▶ _What the task asks_:
Could you repeat the data from the line containing "UI element localization: list" through the line containing "seismogram-y-label: Amplitude [507,181,526,254]", both included, and leave out any pictures?

▶ _Provided records_:

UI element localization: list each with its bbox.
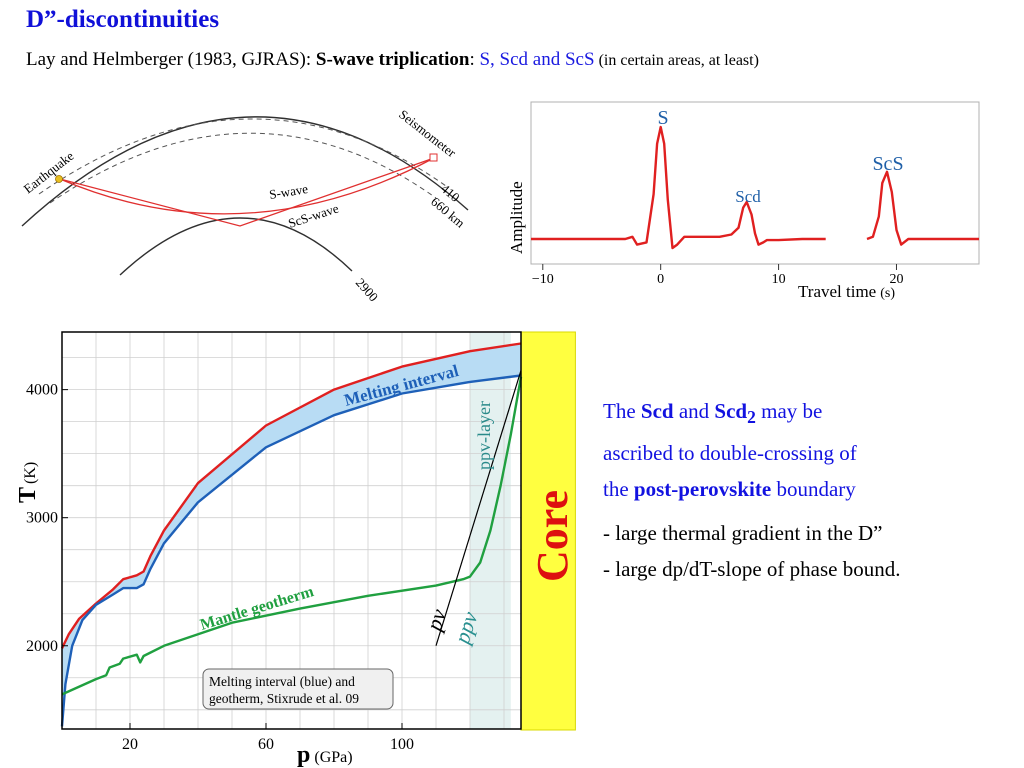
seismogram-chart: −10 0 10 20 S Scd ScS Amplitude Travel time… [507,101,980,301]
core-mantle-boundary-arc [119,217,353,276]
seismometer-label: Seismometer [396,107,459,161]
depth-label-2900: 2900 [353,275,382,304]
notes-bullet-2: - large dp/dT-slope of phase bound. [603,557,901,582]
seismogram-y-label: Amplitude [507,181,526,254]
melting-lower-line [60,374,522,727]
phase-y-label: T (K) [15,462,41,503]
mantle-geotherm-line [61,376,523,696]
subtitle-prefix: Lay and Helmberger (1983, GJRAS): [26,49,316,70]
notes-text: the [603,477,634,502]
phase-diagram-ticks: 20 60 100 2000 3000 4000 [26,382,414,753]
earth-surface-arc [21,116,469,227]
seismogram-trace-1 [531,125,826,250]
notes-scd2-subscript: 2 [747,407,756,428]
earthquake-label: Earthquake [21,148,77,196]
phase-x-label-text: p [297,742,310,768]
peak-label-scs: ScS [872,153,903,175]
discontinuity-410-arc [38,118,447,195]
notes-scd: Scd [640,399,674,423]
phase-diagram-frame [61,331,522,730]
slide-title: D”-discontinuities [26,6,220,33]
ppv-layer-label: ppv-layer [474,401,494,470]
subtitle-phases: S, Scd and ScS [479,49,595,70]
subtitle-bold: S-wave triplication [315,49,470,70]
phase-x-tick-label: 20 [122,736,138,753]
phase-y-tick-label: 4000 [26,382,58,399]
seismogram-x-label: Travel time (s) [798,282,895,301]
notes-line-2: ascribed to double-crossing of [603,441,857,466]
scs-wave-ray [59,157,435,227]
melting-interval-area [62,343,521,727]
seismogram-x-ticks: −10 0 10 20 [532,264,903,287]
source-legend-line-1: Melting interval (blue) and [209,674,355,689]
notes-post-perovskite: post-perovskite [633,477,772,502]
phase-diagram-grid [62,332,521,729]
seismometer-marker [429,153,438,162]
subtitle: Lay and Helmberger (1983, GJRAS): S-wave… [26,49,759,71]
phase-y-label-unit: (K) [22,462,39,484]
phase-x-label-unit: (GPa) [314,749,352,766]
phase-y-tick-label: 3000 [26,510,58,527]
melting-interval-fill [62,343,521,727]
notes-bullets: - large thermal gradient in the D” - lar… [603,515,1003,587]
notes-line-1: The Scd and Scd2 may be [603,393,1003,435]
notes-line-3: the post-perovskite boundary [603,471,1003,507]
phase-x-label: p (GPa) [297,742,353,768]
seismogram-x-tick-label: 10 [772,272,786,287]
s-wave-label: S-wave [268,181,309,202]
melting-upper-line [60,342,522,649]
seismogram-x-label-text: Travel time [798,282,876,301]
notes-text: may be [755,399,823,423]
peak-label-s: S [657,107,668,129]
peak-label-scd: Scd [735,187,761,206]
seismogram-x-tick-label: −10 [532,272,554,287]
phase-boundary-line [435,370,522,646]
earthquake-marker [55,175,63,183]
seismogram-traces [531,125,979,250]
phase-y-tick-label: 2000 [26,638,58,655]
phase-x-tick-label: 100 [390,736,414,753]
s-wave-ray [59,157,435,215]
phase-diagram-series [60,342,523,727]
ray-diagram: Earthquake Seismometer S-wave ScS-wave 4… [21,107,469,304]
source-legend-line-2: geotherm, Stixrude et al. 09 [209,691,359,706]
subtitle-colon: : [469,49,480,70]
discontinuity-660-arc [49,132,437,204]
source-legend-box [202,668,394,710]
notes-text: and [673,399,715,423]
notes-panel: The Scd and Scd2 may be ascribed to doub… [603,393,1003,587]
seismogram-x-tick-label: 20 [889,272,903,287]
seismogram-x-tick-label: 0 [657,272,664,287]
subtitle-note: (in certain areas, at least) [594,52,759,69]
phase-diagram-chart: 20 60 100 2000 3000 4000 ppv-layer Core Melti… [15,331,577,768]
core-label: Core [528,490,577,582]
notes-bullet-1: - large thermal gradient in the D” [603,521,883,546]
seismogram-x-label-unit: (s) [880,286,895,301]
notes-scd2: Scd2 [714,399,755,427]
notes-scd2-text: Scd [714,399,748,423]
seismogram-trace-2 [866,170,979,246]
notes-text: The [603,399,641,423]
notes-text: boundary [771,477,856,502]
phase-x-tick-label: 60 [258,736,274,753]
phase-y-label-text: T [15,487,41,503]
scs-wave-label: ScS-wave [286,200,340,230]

==

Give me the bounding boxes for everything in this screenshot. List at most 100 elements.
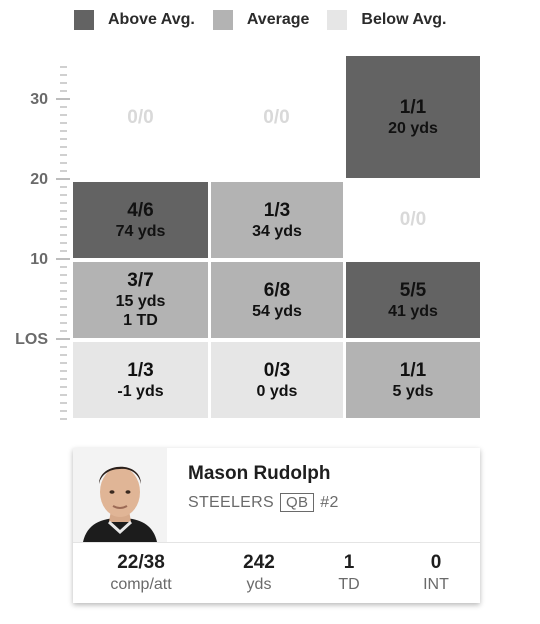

▶ _Complete output_:
UI element localization: list each with its bbox.
seismogram-chart: −10 0 10 20 S Scd ScS Amplitude Travel time… [507,101,980,301]
core-mantle-boundary-arc [119,217,353,276]
seismometer-label: Seismometer [396,107,459,161]
depth-label-2900: 2900 [353,275,382,304]
notes-bullet-2: - large dp/dT-slope of phase bound. [603,557,901,582]
seismogram-y-label: Amplitude [507,181,526,254]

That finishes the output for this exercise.